Watertown's sled hockey player and her mom hope to grow the sport locally

·3 min read
Jacksyn Wirkus, back row left side, and Weston Brink; Keirra Rudebusch, front row left side, Kadynce Ohman, Keira Henman, Brynn Eitreim and David Johnson getting some ice time at the Watertown Ice Arena.
Jacksyn Wirkus, back row left side, and Weston Brink; Keirra Rudebusch, front row left side, Kadynce Ohman, Keira Henman, Brynn Eitreim and David Johnson getting some ice time at the Watertown Ice Arena.

Watertown loves hockey.

The fast-paced game of ice, sticks and a puck is so popular that the city is getting a new ice facility and a downtown park so visitors can skate and play.

Now, Watertown resident Meghan Brink wants to show young players in the area that hockey is not just for those who can stand on skates.

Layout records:

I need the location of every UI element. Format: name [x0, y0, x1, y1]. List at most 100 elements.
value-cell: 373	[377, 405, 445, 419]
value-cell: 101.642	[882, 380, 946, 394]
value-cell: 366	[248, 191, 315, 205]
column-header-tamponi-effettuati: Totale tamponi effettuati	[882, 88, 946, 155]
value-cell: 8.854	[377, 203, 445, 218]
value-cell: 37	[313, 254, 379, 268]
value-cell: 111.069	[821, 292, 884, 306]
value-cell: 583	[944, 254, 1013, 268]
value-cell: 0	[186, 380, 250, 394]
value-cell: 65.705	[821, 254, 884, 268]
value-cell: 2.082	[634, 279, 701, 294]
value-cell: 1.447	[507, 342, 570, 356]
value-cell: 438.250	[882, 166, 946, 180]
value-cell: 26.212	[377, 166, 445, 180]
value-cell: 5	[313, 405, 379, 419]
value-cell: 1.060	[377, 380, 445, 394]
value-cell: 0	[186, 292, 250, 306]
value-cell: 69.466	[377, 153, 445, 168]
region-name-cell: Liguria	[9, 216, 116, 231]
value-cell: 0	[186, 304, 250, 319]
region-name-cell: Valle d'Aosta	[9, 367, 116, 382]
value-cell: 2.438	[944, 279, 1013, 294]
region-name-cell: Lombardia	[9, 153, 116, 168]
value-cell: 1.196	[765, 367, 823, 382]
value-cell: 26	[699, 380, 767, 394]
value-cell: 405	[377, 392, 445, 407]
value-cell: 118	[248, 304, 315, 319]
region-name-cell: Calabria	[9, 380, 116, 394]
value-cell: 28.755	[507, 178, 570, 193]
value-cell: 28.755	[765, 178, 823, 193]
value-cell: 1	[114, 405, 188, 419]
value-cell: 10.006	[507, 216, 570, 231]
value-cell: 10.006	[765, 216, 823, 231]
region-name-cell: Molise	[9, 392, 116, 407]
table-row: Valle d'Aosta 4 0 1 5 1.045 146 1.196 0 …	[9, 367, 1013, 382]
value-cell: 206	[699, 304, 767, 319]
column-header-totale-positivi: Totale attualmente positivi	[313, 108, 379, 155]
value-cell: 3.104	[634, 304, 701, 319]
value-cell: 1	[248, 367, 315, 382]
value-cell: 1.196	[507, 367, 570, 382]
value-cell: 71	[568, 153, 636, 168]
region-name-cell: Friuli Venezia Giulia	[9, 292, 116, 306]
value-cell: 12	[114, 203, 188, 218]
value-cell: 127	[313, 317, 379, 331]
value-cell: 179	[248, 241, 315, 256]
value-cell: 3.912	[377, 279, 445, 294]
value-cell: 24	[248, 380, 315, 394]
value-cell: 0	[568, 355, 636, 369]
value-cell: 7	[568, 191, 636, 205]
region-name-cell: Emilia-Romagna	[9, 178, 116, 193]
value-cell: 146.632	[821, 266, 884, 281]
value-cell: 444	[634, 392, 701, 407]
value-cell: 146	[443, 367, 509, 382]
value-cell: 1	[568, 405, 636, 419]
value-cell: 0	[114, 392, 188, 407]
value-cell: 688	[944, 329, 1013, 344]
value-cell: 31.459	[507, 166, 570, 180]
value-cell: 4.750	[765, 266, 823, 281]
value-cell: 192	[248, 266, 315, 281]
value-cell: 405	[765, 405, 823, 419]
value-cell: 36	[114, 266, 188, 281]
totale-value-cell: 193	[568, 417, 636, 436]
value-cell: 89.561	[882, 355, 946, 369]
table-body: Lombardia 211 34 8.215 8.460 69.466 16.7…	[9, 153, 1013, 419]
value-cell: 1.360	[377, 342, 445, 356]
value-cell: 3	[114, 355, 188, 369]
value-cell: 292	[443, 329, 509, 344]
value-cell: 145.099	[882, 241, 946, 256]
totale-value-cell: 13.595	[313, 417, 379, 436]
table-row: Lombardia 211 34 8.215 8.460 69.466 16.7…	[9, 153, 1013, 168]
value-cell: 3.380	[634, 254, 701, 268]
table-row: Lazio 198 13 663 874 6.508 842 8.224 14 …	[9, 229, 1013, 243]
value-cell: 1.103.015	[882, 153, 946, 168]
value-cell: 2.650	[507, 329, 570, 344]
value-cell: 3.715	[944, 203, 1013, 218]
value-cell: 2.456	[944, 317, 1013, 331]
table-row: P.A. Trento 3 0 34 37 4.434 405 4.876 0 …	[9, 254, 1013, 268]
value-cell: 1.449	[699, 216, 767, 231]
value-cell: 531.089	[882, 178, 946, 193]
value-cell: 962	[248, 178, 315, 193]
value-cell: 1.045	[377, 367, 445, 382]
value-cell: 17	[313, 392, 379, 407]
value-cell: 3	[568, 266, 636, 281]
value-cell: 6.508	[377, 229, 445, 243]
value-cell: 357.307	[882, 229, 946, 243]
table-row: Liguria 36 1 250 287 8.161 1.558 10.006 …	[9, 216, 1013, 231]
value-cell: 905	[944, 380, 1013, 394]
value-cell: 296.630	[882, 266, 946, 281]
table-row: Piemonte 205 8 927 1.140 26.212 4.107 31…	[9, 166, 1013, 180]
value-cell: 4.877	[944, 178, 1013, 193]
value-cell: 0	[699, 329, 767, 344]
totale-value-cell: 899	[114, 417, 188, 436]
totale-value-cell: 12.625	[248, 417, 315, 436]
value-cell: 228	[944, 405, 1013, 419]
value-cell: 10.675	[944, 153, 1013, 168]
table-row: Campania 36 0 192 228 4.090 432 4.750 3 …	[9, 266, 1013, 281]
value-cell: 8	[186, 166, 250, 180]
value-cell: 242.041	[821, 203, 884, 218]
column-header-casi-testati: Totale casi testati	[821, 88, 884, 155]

## OBJECTIVES
1: In the sled hockey article, what is Watertown getting so that visitors can skate and play?
2: Echo the sled hockey article word for word from "The fast-paced game" to "stand on skates.".
3: Write what comes next in the Watertown sled hockey article, picking up after its final sentence.

## SET OF ANSWERS
1: A new ice facility and a downtown park.

2:
The fast-paced game of ice, sticks and a puck is so popular that the city is getting a new ice facility and a downtown park so visitors can skate and play.

Now, Watertown resident Meghan Brink wants to show young players in the area that hockey is not just for those who can stand on skates.

3:
The Midwest Hockey Association finds ways for all to participate in the sport, even those not capable of safely traditional skating. This is made possible by using a sled that players sit in. The sled is pushed by a standing skater or can be propelled across the ice using modified, shortened hockey sticks.

When sled hockey was introduced to Watertown several seasons ago, Brink’s 12-year-old daughter Kadynce Ohman wanted to give it a try.

“It’s an adaptive sport designed for people who have physical limitations and cannot play stand-up hockey,” Brink said. “My daughter has ataxia caused by a rare metabolic disorder that qualified her to play sled hockey.”

Kadynce Ohman
Kadynce Ohman

Like many children introduced to the puck and ice, Ohman fell in love with hockey and has been actively playing sled hockey for the past three seasons.

All of the traditional hockey rules apply, and Ohman gets to play with other players, both those on skates and in sleds.

“Lucas Deutsch (the Watertown Lakers head coach) is gracious in including Kadynce so she can go out in her sled and get ice time with the stand-up players. The Watertown Hockey Association is wonderful in inclusion and understanding that hockey is for everyone. Just because she’s in a sled, she’s not any different than the stand-up players,” Brink said.

Ohman travels for scrimmages and tournaments where she plays with the Siouxland Lightning and other sled hockey players.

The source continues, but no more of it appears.